Stored data entries:
#####
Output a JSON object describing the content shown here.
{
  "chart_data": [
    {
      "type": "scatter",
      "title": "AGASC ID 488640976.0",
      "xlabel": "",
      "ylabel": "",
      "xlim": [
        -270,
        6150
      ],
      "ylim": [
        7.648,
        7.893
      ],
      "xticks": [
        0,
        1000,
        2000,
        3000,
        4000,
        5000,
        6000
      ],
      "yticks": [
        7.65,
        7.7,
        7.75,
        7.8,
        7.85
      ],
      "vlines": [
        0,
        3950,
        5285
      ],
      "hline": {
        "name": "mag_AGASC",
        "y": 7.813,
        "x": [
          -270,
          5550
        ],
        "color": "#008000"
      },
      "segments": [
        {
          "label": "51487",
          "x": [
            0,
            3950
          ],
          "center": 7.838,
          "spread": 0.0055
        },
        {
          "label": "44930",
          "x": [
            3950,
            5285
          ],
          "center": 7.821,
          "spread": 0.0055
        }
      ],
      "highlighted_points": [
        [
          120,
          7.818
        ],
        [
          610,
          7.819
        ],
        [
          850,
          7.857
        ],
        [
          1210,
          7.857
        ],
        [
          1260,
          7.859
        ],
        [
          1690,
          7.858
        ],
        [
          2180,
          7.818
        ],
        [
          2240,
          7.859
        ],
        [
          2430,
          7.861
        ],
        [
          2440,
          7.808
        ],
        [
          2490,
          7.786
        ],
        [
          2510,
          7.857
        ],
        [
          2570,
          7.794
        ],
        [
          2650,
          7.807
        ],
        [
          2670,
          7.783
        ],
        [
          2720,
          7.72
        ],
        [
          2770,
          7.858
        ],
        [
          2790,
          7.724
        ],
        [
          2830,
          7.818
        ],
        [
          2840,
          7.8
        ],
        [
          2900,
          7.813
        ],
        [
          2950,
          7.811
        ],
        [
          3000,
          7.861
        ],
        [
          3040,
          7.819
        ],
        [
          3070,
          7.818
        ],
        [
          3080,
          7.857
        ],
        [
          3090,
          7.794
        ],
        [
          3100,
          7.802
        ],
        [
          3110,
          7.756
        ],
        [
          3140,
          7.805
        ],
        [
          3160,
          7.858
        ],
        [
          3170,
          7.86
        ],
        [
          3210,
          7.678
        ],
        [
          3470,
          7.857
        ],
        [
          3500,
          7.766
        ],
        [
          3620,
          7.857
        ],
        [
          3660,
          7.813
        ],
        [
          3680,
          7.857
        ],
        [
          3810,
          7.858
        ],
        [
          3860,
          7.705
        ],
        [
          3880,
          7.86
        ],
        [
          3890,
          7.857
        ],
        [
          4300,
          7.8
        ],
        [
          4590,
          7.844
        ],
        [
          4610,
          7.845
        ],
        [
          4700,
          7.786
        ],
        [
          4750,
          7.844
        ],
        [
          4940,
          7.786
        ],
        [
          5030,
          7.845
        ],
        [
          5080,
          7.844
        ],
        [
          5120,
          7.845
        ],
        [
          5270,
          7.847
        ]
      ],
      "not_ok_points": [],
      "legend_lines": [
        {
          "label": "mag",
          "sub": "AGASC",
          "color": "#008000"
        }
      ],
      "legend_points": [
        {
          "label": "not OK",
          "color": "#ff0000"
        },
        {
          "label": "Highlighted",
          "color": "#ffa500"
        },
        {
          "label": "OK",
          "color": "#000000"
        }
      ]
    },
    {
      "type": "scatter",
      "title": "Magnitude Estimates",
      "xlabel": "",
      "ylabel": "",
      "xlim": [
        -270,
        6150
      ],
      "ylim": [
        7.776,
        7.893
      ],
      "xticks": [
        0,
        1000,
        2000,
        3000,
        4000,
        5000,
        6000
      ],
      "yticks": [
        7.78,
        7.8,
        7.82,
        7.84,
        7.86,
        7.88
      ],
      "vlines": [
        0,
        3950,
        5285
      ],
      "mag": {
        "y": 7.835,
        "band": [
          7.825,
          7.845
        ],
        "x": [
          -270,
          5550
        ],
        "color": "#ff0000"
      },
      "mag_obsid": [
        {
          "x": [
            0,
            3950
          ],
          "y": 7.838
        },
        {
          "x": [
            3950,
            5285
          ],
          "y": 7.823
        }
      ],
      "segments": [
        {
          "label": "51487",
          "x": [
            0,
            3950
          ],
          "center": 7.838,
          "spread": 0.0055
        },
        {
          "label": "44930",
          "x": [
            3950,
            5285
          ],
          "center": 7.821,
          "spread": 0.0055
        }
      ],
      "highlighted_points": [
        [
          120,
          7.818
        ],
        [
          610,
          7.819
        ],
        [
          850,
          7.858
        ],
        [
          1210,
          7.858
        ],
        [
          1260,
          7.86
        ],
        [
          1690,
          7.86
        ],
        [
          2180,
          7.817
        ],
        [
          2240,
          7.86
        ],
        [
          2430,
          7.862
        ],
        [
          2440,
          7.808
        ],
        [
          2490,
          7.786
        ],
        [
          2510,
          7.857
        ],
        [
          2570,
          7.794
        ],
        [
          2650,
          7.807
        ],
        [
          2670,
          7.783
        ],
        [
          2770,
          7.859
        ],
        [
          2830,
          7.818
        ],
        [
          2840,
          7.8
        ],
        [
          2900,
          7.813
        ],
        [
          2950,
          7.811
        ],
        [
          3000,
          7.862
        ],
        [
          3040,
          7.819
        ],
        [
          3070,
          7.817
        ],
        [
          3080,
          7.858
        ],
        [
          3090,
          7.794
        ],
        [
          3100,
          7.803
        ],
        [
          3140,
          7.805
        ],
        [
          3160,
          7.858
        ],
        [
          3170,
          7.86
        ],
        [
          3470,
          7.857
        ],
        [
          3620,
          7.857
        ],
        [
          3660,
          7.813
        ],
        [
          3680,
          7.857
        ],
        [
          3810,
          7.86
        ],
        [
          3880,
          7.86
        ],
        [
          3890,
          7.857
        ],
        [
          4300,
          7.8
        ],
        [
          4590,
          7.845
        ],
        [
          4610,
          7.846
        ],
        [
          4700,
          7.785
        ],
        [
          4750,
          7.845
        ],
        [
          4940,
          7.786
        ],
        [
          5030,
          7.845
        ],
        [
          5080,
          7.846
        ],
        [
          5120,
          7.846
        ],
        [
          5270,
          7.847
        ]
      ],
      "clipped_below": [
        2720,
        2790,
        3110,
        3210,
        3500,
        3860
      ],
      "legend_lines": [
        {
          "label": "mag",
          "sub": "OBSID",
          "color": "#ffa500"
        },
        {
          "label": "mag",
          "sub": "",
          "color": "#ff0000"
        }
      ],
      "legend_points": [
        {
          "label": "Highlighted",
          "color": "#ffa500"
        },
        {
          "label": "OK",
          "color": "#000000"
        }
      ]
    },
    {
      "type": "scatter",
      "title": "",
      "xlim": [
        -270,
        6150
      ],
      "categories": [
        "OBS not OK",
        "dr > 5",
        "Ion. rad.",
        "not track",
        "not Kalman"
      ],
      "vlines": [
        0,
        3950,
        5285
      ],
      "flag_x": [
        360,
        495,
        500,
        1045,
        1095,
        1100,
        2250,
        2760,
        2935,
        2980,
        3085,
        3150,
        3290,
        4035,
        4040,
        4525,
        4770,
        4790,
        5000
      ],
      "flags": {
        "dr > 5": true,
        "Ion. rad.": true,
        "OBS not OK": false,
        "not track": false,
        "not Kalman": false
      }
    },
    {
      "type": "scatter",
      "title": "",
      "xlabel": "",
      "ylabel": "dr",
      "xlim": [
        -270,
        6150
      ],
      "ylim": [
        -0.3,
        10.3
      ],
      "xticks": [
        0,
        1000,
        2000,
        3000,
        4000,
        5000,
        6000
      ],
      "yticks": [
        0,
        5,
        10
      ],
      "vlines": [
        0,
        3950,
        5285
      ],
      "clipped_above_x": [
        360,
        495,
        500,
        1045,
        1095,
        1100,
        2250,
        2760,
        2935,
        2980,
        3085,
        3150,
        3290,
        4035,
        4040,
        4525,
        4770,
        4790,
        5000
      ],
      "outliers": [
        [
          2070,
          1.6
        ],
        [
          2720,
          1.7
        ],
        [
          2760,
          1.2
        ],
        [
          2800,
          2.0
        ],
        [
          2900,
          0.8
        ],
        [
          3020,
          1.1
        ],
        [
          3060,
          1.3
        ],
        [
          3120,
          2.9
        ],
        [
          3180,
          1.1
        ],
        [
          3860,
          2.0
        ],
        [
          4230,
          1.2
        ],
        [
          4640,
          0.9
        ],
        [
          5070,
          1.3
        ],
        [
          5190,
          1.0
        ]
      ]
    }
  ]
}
#####
Extract every line that has the string "title" in it.

**RESPONSE TO THE EXERCISE**
      "title": "AGASC ID 488640976.0",
      "title": "Magnitude Estimates",
      "title": "",
      "title": "",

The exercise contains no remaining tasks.